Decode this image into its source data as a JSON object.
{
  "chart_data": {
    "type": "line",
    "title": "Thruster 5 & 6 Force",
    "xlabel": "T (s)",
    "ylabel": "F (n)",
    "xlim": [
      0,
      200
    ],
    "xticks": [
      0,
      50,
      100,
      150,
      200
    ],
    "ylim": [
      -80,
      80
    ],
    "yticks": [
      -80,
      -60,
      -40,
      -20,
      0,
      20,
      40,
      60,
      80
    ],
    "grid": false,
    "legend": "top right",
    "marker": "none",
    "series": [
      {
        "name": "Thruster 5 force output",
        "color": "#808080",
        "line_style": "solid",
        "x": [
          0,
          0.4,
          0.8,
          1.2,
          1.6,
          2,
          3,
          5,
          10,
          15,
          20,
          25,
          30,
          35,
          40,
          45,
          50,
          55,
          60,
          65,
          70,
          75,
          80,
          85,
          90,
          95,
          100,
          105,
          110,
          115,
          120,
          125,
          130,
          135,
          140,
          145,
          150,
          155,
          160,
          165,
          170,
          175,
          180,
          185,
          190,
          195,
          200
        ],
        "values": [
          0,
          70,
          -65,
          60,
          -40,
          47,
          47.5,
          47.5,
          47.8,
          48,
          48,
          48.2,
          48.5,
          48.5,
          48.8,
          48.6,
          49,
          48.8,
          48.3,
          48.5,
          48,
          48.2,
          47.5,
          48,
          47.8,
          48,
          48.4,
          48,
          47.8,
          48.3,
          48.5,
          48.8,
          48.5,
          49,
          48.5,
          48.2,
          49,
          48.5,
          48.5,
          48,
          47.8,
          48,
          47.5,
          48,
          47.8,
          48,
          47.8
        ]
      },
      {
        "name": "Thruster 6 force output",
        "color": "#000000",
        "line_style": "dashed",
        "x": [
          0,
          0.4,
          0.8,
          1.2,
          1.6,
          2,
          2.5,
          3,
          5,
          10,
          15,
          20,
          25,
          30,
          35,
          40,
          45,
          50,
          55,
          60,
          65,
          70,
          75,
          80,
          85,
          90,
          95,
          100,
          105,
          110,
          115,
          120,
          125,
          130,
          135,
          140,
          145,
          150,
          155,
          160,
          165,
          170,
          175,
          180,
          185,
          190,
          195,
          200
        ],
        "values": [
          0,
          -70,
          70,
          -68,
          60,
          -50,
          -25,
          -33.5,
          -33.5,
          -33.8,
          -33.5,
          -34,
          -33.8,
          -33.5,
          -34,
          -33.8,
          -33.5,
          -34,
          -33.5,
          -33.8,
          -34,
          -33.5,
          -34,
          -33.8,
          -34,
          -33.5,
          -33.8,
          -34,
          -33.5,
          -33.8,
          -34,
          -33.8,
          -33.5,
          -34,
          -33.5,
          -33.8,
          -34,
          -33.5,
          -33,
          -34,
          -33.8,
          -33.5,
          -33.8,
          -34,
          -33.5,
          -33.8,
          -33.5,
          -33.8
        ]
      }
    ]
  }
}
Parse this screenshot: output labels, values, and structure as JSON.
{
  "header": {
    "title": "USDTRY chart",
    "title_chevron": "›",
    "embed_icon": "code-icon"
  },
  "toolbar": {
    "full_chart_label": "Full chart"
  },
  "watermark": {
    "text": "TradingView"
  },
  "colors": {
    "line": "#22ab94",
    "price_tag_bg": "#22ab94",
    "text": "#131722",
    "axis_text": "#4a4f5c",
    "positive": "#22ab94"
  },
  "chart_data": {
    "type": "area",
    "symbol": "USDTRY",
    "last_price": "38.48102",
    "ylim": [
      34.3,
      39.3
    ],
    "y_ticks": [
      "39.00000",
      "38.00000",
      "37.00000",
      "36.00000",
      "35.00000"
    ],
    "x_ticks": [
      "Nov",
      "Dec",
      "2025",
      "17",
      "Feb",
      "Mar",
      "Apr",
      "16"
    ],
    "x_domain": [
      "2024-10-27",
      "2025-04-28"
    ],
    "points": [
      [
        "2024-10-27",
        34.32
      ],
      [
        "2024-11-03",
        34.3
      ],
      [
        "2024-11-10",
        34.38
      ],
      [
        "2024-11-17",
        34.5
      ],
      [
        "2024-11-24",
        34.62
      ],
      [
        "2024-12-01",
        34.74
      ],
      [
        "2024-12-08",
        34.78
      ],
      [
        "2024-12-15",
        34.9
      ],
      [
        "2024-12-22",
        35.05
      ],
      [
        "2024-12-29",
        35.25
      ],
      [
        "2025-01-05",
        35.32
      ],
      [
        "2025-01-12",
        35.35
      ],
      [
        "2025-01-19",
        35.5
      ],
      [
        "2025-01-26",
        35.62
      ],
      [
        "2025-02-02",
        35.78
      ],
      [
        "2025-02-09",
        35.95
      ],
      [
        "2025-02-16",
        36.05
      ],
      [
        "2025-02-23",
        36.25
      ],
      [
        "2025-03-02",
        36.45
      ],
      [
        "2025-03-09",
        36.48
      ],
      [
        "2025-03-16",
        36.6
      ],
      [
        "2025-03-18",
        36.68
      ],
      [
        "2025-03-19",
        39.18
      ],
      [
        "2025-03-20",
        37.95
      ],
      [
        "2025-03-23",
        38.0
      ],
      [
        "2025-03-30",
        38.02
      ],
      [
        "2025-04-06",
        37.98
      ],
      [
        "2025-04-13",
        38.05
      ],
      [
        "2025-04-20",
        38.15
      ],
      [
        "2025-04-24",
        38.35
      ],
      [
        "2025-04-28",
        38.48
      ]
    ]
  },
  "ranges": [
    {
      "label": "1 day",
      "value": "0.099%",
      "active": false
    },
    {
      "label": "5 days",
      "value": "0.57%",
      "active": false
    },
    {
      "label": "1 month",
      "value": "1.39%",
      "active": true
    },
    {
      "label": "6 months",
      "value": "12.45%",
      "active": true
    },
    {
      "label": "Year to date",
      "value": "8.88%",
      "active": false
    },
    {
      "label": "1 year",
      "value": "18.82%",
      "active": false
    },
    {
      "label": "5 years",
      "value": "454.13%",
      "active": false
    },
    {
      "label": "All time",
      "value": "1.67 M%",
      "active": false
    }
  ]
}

=====

--- To do ---
Count every line of the material above that holds the string "this", then state only the total.

--- Finished answer ---
2